Work to do:
Write out the data below exactly as given, without any of its pictures.

Data entries:
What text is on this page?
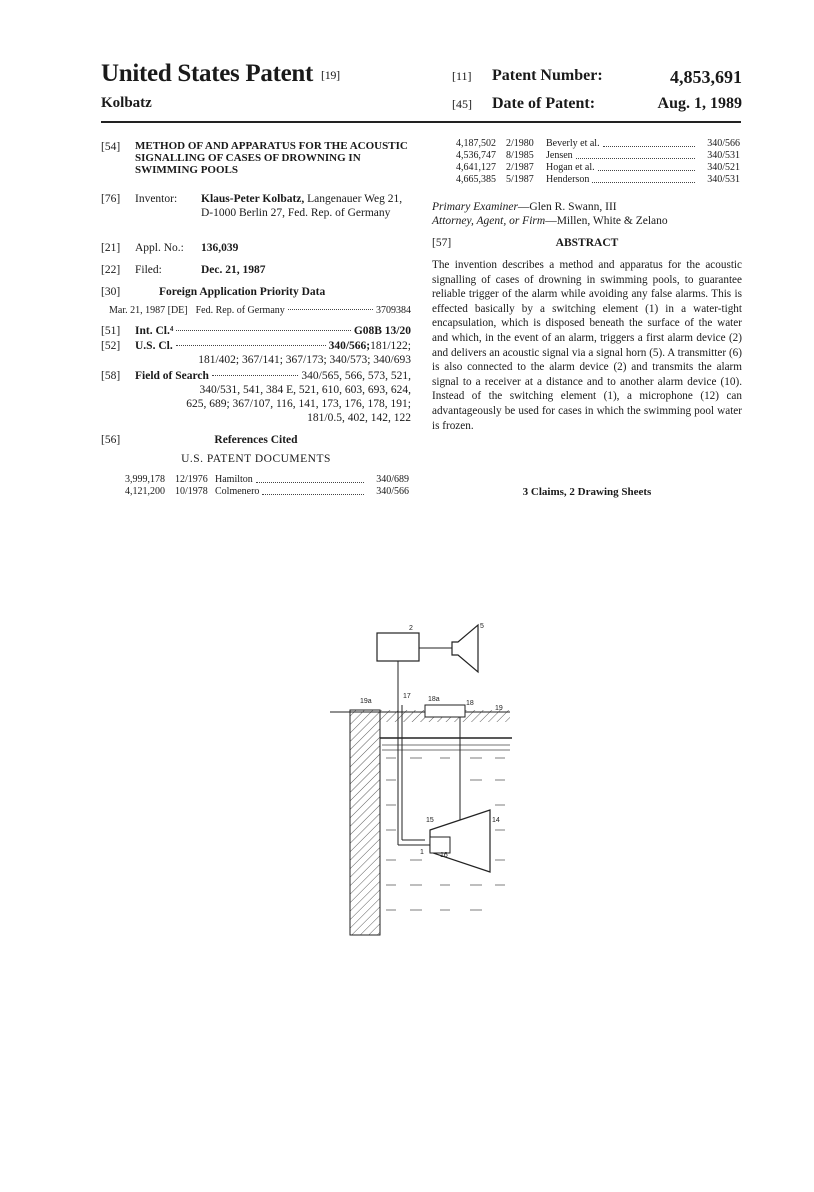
United States Patent [19]
Kolbatz
[11] Patent Number:	4,853,691
[45] Date of Patent:	Aug. 1, 1989
[54] METHOD OF AND APPARATUS FOR THE ACOUSTIC SIGNALLING OF CASES OF DROWNING IN SWIMMING POOLS
[76] Inventor:	Klaus-Peter Kolbatz, Langenauer Weg 21, D-1000 Berlin 27, Fed. Rep. of Germany
[21] Appl. No.:	136,039
[22] Filed:	Dec. 21, 1987
[30]	Foreign Application Priority Data
Mar. 21, 1987 [DE] Fed. Rep. of Germany	3709384
[51] Int. Cl.⁴	G08B 13/20
[52] U.S. Cl.	340/566; 181/122;
181/402; 367/141; 367/173; 340/573; 340/693
[58] Field of Search	340/565, 566, 573, 521,
340/531, 541, 384 E, 521, 610, 603, 693, 624,
625, 689; 367/107, 116, 141, 173, 176, 178, 191;
181/0.5, 402, 142, 122
[56]	References Cited
U.S. PATENT DOCUMENTS
3,999,178	12/1976 Hamilton	340/689
4,121,200	10/1978 Colmenero	340/566
4,187,502	2/1980	Beverly et al.	340/566
4,536,747	8/1985	Jensen	340/531
4,641,127	2/1987	Hogan et al.	340/521
4,665,385	5/1987	Henderson	340/531
Primary Examiner—Glen R. Swann, III
Attorney, Agent, or Firm—Millen, White & Zelano
[57]	ABSTRACT
The invention describes a method and apparatus for the acoustic signalling of cases of drowning in swimming pools, to guarantee reliable trigger of the alarm while avoiding any false alarms. This is effected basically by a switching element (1) in a water-tight encapsulation, which is disposed beneath the surface of the water and which, in the event of an alarm, triggers a first alarm device (2) and delivers an acoustic signal via a signal horn (5). A transmitter (6) is also connected to the alarm device (2) and transmits the alarm signal to a receiver at a distance and to another alarm device (10). Instead of the switching element (1), a microphone (12) can advantageously be used for cases in which the swimming pool water is frozen.
3 Claims, 2 Drawing Sheets
2	5
19a
17 18a
18
19
15	14
1 16
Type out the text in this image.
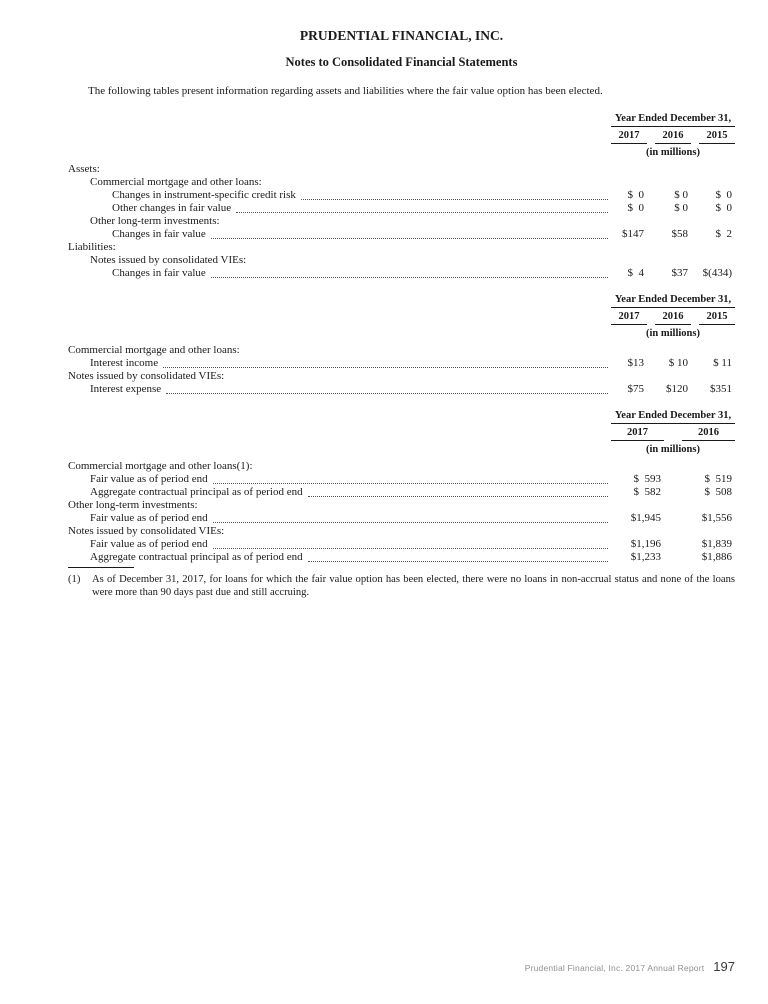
PRUDENTIAL FINANCIAL, INC.
Notes to Consolidated Financial Statements

The following tables present information regarding assets and liabilities where the fair value option has been elected.

Year Ended December 31,
2017	2016	2015
(in millions)
Assets:
Commercial mortgage and other loans:
Changes in instrument-specific credit risk	$  0	$ 0	$  0
Other changes in fair value	$  0	$ 0	$  0
Other long-term investments:
Changes in fair value	$147	$58	$  2
Liabilities:
Notes issued by consolidated VIEs:
Changes in fair value	$  4	$37	$(434)
Year Ended December 31,
2017	2016	2015
(in millions)
Commercial mortgage and other loans:
Interest income	$13	$ 10	$ 11
Notes issued by consolidated VIEs:
Interest expense	$75	$120	$351
Year Ended December 31,
2017	2016
(in millions)
Commercial mortgage and other loans(1):
Fair value as of period end	$  593	$  519
Aggregate contractual principal as of period end	$  582	$  508
Other long-term investments:
Fair value as of period end	$1,945	$1,556
Notes issued by consolidated VIEs:
Fair value as of period end	$1,196	$1,839
Aggregate contractual principal as of period end	$1,233	$1,886
(1)	As of December 31, 2017, for loans for which the fair value option has been elected, there were no loans in non-accrual status and none of the loans were more than 90 days past due and still accruing.
Prudential Financial, Inc. 2017 Annual Report 197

Correct output:
What text is on this page?
United States Patent [19]
Kolbatz
[11] Patent Number:	4,853,691
[45] Date of Patent:	Aug. 1, 1989
[54] METHOD OF AND APPARATUS FOR THE ACOUSTIC SIGNALLING OF CASES OF DROWNING IN SWIMMING POOLS
[76] Inventor:	Klaus-Peter Kolbatz, Langenauer Weg 21, D-1000 Berlin 27, Fed. Rep. of Germany
[21] Appl. No.:	136,039
[22] Filed:	Dec. 21, 1987
[30]	Foreign Application Priority Data
Mar. 21, 1987 [DE] Fed. Rep. of Germany	3709384
[51] Int. Cl.⁴	G08B 13/20
[52] U.S. Cl.	340/566; 181/122;
181/402; 367/141; 367/173; 340/573; 340/693
[58] Field of Search	340/565, 566, 573, 521,
340/531, 541, 384 E, 521, 610, 603, 693, 624,
625, 689; 367/107, 116, 141, 173, 176, 178, 191;
181/0.5, 402, 142, 122
[56]	References Cited
U.S. PATENT DOCUMENTS
3,999,178	12/1976 Hamilton	340/689
4,121,200	10/1978 Colmenero	340/566
4,187,502	2/1980	Beverly et al.	340/566
4,536,747	8/1985	Jensen	340/531
4,641,127	2/1987	Hogan et al.	340/521
4,665,385	5/1987	Henderson	340/531
Primary Examiner—Glen R. Swann, III
Attorney, Agent, or Firm—Millen, White & Zelano
[57]	ABSTRACT
The invention describes a method and apparatus for the acoustic signalling of cases of drowning in swimming pools, to guarantee reliable trigger of the alarm while avoiding any false alarms. This is effected basically by a switching element (1) in a water-tight encapsulation, which is disposed beneath the surface of the water and which, in the event of an alarm, triggers a first alarm device (2) and delivers an acoustic signal via a signal horn (5). A transmitter (6) is also connected to the alarm device (2) and transmits the alarm signal to a receiver at a distance and to another alarm device (10). Instead of the switching element (1), a microphone (12) can advantageously be used for cases in which the swimming pool water is frozen.
3 Claims, 2 Drawing Sheets
2	5
19a
17 18a
18
19
15	14
1 16
Type out the text in this image.
PRUDENTIAL FINANCIAL, INC.
Notes to Consolidated Financial Statements

The following tables present information regarding assets and liabilities where the fair value option has been elected.

Year Ended December 31,
2017	2016	2015
(in millions)
Assets:
Commercial mortgage and other loans:
Changes in instrument-specific credit risk	$  0	$ 0	$  0
Other changes in fair value	$  0	$ 0	$  0
Other long-term investments:
Changes in fair value	$147	$58	$  2
Liabilities:
Notes issued by consolidated VIEs:
Changes in fair value	$  4	$37	$(434)
Year Ended December 31,
2017	2016	2015
(in millions)
Commercial mortgage and other loans:
Interest income	$13	$ 10	$ 11
Notes issued by consolidated VIEs:
Interest expense	$75	$120	$351
Year Ended December 31,
2017	2016
(in millions)
Commercial mortgage and other loans(1):
Fair value as of period end	$  593	$  519
Aggregate contractual principal as of period end	$  582	$  508
Other long-term investments:
Fair value as of period end	$1,945	$1,556
Notes issued by consolidated VIEs:
Fair value as of period end	$1,196	$1,839
Aggregate contractual principal as of period end	$1,233	$1,886
(1)	As of December 31, 2017, for loans for which the fair value option has been elected, there were no loans in non-accrual status and none of the loans were more than 90 days past due and still accruing.
Prudential Financial, Inc. 2017 Annual Report 197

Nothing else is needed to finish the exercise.